- [The problem]: Keep only the lines where "elles" appears.

- [Stored records]:
****
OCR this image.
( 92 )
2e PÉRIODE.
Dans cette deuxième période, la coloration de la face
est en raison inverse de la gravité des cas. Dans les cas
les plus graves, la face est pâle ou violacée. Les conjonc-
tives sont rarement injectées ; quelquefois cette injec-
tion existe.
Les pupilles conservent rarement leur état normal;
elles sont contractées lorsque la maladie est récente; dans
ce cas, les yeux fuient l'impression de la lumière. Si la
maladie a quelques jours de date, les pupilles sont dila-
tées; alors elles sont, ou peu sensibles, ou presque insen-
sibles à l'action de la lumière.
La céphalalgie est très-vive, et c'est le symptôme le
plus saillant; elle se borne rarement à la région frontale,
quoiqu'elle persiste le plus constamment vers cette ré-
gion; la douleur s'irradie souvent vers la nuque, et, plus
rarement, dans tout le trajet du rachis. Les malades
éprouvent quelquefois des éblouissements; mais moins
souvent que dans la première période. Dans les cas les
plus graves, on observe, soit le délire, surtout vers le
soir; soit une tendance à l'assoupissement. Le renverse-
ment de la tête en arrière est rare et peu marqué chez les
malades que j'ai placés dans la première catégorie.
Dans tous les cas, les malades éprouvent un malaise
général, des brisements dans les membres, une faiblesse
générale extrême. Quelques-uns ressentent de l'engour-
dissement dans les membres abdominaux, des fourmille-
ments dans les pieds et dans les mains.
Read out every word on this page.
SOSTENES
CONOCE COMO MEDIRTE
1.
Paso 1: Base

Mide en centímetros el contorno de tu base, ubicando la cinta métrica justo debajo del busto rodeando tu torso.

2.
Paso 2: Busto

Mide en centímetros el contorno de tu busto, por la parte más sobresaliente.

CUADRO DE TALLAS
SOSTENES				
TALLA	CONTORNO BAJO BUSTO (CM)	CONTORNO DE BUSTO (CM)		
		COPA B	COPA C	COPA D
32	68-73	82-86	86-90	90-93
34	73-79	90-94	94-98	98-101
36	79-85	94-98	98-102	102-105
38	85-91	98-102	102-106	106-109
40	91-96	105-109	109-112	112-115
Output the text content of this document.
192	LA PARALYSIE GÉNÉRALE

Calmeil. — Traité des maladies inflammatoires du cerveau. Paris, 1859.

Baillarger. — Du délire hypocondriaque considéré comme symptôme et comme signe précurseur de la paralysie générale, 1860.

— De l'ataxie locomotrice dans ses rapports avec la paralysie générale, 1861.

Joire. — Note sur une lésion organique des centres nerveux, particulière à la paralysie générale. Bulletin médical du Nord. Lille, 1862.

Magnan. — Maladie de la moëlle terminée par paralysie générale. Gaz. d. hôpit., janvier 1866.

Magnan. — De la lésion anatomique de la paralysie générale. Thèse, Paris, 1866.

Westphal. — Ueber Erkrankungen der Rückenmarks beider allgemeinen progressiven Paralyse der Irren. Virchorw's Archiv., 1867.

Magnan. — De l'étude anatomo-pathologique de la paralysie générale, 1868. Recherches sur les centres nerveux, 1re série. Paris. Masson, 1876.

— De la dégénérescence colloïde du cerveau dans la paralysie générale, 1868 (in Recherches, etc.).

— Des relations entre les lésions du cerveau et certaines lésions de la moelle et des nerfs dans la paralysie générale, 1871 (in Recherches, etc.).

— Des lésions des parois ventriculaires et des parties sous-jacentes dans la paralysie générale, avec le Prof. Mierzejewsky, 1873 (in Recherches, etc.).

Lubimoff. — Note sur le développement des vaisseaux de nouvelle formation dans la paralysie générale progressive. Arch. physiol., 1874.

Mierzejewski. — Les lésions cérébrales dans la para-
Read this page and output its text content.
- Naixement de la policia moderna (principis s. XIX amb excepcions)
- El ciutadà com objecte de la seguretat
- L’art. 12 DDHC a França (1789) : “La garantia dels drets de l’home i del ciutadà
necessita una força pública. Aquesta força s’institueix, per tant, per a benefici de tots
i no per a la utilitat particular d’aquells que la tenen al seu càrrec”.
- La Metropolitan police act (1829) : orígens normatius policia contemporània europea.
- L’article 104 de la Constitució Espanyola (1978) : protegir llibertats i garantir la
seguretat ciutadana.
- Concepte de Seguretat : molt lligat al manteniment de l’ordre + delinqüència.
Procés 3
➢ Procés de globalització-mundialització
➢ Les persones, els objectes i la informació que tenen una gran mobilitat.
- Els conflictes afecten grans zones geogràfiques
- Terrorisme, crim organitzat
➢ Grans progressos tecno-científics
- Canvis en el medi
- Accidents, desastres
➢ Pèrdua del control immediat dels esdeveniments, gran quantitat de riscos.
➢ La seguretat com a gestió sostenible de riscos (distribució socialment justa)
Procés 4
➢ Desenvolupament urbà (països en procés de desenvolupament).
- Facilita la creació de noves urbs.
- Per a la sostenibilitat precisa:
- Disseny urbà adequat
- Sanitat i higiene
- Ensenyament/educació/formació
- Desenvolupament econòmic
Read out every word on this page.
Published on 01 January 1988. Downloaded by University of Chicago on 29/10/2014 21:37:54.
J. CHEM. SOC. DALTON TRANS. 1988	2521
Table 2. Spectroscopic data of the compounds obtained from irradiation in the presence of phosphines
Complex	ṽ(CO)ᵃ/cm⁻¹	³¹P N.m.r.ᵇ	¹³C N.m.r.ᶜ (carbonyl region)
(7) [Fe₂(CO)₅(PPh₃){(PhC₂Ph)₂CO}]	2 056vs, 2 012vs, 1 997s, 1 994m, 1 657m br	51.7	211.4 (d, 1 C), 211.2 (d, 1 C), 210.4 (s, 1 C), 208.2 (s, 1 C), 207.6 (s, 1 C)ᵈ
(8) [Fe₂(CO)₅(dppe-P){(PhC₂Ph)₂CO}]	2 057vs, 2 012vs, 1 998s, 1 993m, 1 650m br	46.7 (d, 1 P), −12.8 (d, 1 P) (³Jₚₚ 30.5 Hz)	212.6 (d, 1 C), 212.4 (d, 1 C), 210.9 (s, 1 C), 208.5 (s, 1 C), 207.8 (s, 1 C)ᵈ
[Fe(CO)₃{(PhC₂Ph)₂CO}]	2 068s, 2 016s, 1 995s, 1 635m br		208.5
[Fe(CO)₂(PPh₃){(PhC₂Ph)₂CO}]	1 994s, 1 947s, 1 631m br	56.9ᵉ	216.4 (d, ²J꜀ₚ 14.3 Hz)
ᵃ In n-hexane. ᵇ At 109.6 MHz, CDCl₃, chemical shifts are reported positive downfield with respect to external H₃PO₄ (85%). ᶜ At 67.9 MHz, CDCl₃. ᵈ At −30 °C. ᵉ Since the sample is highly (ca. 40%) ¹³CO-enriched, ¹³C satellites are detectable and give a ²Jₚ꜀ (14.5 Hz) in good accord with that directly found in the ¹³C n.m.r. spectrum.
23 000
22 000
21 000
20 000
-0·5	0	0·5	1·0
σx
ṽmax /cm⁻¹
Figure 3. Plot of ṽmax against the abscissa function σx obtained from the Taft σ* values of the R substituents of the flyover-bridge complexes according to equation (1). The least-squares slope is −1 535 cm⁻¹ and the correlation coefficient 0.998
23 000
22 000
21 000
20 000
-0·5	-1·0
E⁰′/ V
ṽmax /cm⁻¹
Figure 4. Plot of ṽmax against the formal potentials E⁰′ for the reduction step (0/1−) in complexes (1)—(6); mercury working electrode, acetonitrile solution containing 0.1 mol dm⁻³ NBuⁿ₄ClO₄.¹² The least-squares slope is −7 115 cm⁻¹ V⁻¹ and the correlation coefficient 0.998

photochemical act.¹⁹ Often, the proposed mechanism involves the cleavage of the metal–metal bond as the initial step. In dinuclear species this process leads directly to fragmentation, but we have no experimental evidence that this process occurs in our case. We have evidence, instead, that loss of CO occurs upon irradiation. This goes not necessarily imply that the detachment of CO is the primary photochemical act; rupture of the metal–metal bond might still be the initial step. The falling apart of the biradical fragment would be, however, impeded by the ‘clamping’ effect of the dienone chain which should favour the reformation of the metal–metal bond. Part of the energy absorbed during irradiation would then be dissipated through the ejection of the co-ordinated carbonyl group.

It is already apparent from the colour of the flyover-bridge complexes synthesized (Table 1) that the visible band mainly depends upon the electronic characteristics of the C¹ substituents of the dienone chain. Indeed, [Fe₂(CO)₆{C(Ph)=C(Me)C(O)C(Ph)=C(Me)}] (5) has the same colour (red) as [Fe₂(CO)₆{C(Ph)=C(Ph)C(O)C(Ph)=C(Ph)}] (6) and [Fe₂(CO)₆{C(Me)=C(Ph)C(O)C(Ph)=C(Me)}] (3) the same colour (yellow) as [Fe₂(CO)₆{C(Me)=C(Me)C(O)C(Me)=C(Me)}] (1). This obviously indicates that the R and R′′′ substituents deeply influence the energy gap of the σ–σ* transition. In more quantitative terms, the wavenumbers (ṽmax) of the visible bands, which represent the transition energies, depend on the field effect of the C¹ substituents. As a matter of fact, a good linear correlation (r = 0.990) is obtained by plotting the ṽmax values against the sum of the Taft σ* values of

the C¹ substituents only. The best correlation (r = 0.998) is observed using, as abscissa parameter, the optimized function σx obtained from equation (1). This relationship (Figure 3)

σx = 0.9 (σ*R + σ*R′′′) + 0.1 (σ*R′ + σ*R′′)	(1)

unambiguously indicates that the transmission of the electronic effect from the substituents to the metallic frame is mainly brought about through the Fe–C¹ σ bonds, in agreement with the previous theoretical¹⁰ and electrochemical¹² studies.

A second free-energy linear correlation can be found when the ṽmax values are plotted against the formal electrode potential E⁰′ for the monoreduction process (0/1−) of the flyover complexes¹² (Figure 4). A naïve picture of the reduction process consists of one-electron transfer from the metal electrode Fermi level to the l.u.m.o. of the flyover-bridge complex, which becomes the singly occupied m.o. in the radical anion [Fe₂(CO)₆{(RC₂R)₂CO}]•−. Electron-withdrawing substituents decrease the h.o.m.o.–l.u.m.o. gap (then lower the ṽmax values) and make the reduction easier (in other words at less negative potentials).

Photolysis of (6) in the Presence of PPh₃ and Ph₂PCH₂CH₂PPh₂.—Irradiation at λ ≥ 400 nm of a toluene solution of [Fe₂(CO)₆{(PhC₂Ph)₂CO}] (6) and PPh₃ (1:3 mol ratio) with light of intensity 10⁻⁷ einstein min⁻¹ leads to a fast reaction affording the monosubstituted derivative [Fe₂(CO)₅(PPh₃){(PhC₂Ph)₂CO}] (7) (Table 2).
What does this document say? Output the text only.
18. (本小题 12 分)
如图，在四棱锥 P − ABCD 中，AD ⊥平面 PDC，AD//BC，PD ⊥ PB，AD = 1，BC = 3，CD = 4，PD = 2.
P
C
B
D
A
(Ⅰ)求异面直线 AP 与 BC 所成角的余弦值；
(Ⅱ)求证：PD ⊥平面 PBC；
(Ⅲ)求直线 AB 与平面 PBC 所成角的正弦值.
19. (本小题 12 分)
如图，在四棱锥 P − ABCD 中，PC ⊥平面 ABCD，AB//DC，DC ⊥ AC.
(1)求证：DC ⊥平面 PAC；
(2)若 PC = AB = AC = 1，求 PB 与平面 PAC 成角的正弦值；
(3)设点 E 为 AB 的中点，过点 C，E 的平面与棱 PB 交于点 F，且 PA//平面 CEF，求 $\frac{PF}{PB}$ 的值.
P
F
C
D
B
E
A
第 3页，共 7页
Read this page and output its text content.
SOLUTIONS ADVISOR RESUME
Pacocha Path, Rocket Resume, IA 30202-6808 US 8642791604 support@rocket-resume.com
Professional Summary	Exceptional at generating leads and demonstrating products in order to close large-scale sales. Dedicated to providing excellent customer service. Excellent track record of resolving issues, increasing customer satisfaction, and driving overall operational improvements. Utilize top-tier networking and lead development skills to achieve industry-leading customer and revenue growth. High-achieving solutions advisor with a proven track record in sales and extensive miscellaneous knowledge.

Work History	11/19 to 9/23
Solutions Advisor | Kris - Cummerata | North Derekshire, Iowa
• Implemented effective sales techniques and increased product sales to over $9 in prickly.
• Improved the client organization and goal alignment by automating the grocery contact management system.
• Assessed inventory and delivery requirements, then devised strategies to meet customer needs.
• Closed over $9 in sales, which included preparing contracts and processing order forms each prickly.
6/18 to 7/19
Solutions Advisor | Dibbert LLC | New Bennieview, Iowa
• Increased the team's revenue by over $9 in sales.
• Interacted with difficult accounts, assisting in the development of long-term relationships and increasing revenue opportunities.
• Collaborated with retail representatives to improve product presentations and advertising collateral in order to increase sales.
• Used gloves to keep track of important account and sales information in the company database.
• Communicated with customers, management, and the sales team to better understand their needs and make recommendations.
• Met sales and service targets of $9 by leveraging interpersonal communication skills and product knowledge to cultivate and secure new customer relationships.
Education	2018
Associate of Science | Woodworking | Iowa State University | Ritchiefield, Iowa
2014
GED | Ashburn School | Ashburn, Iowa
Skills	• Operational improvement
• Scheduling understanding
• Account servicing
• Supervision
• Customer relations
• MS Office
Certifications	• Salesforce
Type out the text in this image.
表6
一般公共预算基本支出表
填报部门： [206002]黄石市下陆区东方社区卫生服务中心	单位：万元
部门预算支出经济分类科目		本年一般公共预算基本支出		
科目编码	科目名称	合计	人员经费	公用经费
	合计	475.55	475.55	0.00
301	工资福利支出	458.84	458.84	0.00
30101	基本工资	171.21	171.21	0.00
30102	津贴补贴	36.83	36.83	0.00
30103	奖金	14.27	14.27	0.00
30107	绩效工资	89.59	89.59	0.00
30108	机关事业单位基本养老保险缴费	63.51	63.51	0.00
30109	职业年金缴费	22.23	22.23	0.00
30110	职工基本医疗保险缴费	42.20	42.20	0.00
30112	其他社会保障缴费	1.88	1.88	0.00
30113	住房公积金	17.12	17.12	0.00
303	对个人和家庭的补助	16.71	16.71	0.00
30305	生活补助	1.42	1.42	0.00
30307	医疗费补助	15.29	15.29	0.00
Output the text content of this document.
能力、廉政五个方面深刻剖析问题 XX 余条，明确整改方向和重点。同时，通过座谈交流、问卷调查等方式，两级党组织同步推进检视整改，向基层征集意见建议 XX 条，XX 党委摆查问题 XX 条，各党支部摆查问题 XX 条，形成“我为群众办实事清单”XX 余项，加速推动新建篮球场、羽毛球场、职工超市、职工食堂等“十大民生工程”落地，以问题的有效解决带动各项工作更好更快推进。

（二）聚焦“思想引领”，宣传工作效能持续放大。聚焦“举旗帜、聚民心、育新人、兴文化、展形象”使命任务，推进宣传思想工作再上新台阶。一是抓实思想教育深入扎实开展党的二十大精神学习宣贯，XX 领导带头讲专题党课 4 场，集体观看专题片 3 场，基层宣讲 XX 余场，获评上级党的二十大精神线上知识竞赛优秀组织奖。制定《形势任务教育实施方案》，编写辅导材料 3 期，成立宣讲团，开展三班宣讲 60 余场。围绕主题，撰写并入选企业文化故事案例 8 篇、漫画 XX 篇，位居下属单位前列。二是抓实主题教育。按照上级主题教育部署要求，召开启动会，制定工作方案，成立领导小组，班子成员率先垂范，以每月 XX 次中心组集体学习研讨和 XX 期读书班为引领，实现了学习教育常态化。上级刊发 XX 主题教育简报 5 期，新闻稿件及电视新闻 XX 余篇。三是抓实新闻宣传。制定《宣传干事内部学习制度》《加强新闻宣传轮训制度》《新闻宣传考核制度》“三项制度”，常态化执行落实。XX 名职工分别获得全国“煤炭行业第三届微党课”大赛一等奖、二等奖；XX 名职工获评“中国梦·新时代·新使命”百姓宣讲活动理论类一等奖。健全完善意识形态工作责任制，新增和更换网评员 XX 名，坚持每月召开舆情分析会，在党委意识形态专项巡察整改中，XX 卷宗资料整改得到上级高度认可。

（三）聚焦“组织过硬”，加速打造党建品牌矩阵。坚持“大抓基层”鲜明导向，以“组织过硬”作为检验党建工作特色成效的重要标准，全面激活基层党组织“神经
****
- [Response for this exercise]:
elles sont contractées lorsque la maladie est récente; dans
tées; alors elles sont, ou peu sensibles, ou presque insen-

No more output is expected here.